_GOAL OF THE EXERCISE:_ Transcribe the data in full and exactly, omitting any pictures.

_RECORDS:_
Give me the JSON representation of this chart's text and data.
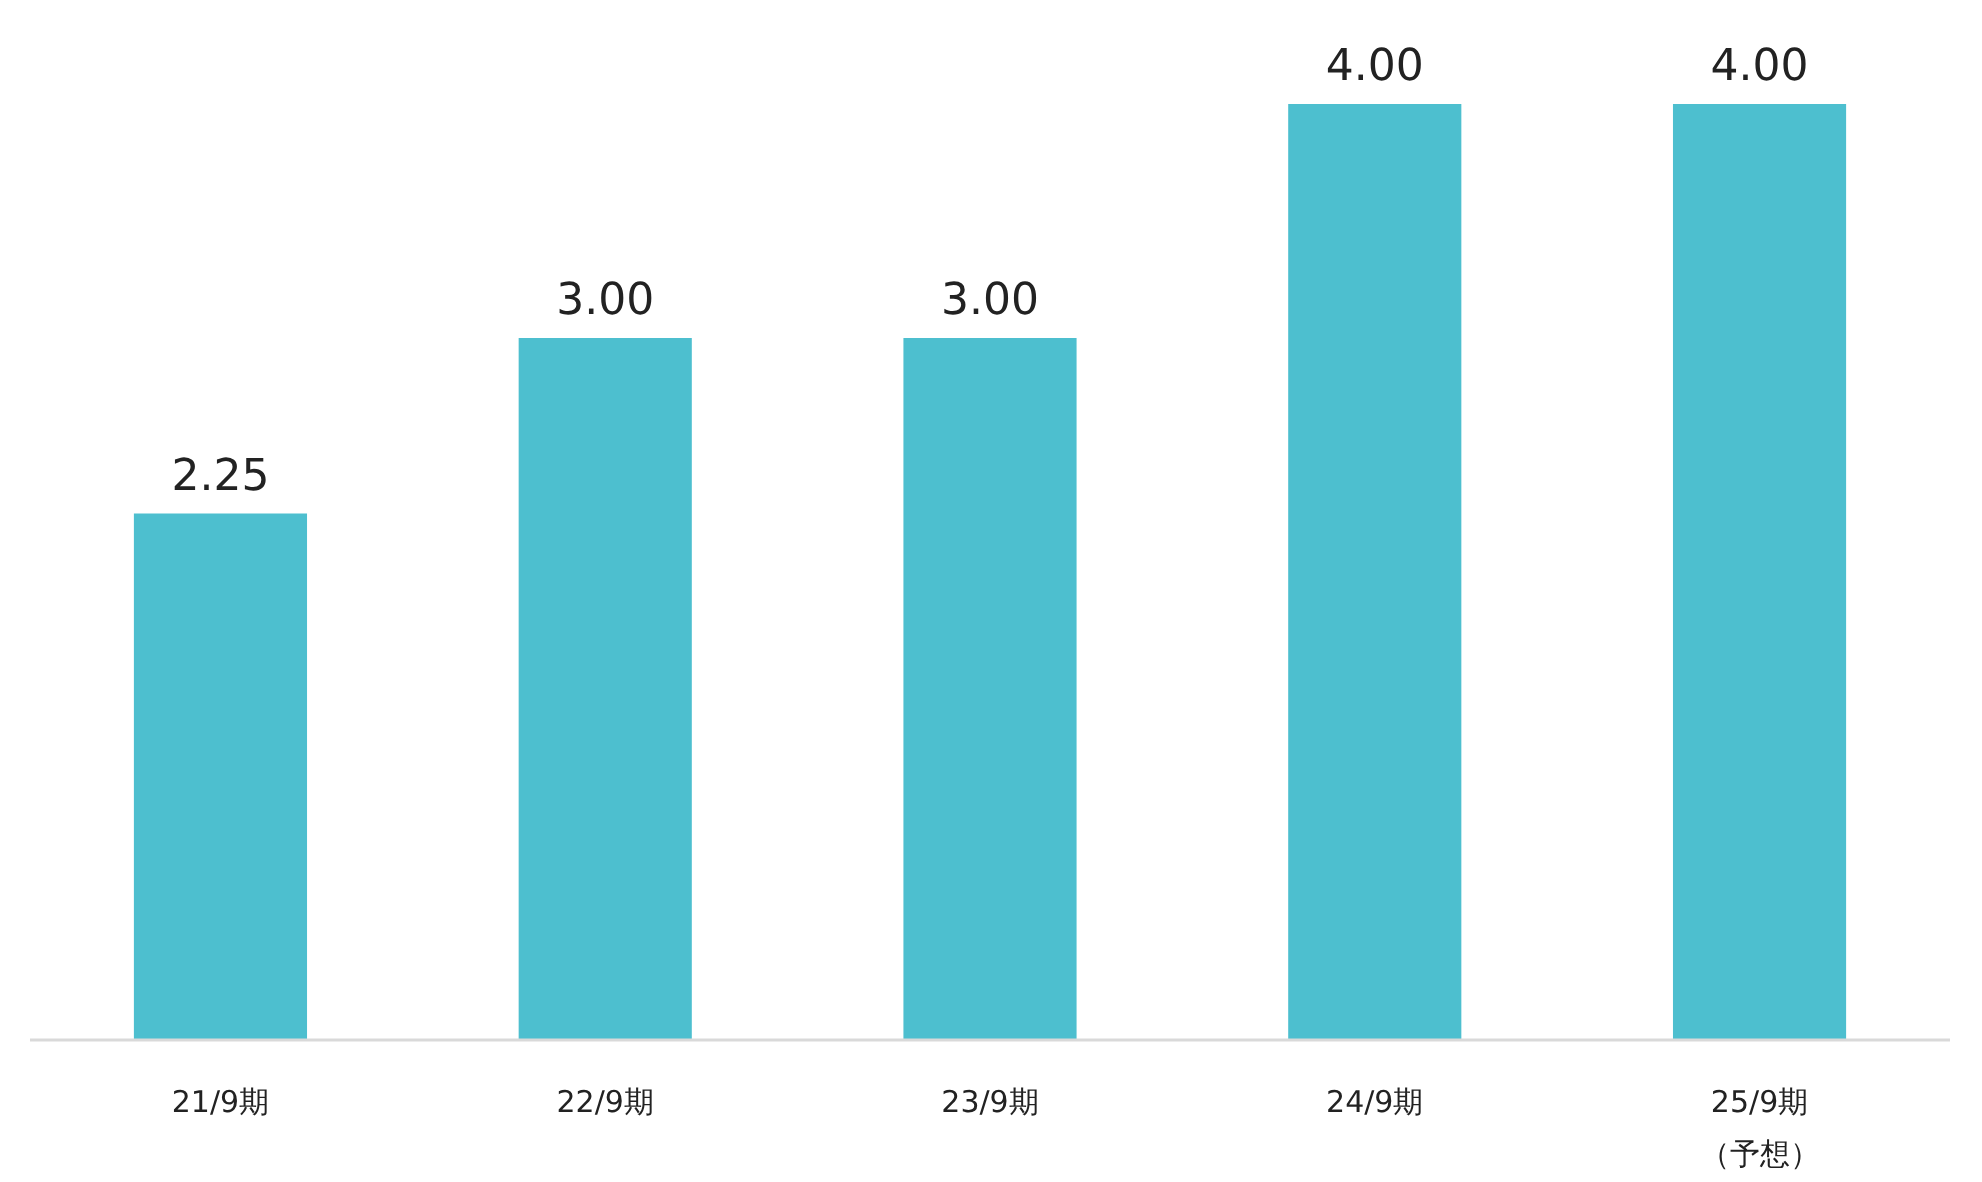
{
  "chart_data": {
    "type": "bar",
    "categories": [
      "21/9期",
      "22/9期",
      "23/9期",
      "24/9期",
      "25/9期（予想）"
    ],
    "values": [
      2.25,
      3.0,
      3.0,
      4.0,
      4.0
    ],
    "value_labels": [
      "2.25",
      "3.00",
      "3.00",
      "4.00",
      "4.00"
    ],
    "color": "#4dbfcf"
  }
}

_RESPONSE TO THIS TASK:_
Give me the JSON representation of this chart's text and data.
{
  "chart_data": {
    "type": "bar",
    "categories": [
      "21/9期",
      "22/9期",
      "23/9期",
      "24/9期",
      "25/9期（予想）"
    ],
    "values": [
      2.25,
      3.0,
      3.0,
      4.0,
      4.0
    ],
    "value_labels": [
      "2.25",
      "3.00",
      "3.00",
      "4.00",
      "4.00"
    ],
    "color": "#4dbfcf"
  }
}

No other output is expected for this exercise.